→ Do this: Locate every line below that contains the word "rights" and copy it.

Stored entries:
╔══

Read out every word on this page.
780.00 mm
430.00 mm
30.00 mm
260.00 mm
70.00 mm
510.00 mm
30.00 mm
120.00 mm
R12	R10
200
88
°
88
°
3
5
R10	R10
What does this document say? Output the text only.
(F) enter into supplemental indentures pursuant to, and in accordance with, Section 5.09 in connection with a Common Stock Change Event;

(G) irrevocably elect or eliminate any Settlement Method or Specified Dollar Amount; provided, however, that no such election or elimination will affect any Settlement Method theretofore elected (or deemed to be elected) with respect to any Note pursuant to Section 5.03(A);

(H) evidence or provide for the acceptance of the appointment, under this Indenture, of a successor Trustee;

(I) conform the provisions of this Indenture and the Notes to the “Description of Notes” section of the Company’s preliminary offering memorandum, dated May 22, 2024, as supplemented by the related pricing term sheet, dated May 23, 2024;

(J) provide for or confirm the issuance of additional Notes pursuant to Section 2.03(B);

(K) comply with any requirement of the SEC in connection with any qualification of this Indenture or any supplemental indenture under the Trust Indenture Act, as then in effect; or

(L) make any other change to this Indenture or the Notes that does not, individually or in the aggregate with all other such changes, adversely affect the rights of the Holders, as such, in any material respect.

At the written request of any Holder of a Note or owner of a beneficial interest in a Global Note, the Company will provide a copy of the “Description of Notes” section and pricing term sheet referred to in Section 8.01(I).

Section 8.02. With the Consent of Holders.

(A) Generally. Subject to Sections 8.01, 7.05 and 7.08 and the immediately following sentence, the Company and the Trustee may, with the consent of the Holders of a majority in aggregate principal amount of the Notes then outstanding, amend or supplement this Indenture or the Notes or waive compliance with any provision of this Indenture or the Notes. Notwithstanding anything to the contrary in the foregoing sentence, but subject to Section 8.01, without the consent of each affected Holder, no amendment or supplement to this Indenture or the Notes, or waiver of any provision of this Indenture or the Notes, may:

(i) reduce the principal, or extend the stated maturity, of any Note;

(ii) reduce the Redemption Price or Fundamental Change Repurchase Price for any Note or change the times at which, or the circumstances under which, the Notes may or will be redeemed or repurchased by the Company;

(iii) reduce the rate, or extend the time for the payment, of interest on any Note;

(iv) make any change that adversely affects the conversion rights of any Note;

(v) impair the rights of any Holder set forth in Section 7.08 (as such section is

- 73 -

╚══

→ Result below:
(L) make any other change to this Indenture or the Notes that does not, individually or in the aggregate with all other such changes, adversely affect the rights of the Holders, as such, in any material respect.
(iv) make any change that adversely affects the conversion rights of any Note;
(v) impair the rights of any Holder set forth in Section 7.08 (as such section is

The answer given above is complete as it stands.